Task description => Each entry in the listing below should be restated word for word.
BEGIN Data shown
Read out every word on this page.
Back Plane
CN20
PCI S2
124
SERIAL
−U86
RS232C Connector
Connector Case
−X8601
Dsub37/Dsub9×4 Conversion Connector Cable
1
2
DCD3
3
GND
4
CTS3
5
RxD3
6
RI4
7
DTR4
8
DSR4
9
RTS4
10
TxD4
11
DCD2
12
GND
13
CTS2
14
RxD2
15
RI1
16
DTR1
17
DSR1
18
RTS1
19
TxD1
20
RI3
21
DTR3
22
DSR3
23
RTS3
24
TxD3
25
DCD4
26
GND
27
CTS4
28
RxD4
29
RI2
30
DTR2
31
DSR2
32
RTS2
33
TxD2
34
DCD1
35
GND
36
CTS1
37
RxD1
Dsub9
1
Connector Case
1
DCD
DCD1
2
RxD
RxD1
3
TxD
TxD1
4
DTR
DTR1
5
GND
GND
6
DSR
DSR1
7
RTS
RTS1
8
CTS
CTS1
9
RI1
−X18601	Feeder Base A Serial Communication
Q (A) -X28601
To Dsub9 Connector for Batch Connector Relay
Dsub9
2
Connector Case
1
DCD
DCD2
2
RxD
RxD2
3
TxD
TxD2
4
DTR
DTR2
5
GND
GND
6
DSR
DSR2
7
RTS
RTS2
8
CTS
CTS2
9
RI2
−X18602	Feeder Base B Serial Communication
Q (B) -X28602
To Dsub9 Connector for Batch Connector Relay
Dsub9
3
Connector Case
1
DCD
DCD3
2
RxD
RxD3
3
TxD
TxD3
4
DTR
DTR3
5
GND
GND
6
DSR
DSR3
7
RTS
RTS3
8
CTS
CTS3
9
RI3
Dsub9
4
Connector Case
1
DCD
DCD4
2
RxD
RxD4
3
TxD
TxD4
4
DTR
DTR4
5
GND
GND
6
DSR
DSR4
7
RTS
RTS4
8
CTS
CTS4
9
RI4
END Data shown
Solution for this problem =>
Read out every word on this page.
Back Plane
CN20
PCI S2
124
SERIAL
−U86
RS232C Connector
Connector Case
−X8601
Dsub37/Dsub9×4 Conversion Connector Cable
1
2
DCD3
3
GND
4
CTS3
5
RxD3
6
RI4
7
DTR4
8
DSR4
9
RTS4
10
TxD4
11
DCD2
12
GND
13
CTS2
14
RxD2
15
RI1
16
DTR1
17
DSR1
18
RTS1
19
TxD1
20
RI3
21
DTR3
22
DSR3
23
RTS3
24
TxD3
25
DCD4
26
GND
27
CTS4
28
RxD4
29
RI2
30
DTR2
31
DSR2
32
RTS2
33
TxD2
34
DCD1
35
GND
36
CTS1
37
RxD1
Dsub9
1
Connector Case
1
DCD
DCD1
2
RxD
RxD1
3
TxD
TxD1
4
DTR
DTR1
5
GND
GND
6
DSR
DSR1
7
RTS
RTS1
8
CTS
CTS1
9
RI1
−X18601	Feeder Base A Serial Communication
Q (A) -X28601
To Dsub9 Connector for Batch Connector Relay
Dsub9
2
Connector Case
1
DCD
DCD2
2
RxD
RxD2
3
TxD
TxD2
4
DTR
DTR2
5
GND
GND
6
DSR
DSR2
7
RTS
RTS2
8
CTS
CTS2
9
RI2
−X18602	Feeder Base B Serial Communication
Q (B) -X28602
To Dsub9 Connector for Batch Connector Relay
Dsub9
3
Connector Case
1
DCD
DCD3
2
RxD
RxD3
3
TxD
TxD3
4
DTR
DTR3
5
GND
GND
6
DSR
DSR3
7
RTS
RTS3
8
CTS
CTS3
9
RI3
Dsub9
4
Connector Case
1
DCD
DCD4
2
RxD
RxD4
3
TxD
TxD4
4
DTR
DTR4
5
GND
GND
6
DSR
DSR4
7
RTS
RTS4
8
CTS
CTS4
9
RI4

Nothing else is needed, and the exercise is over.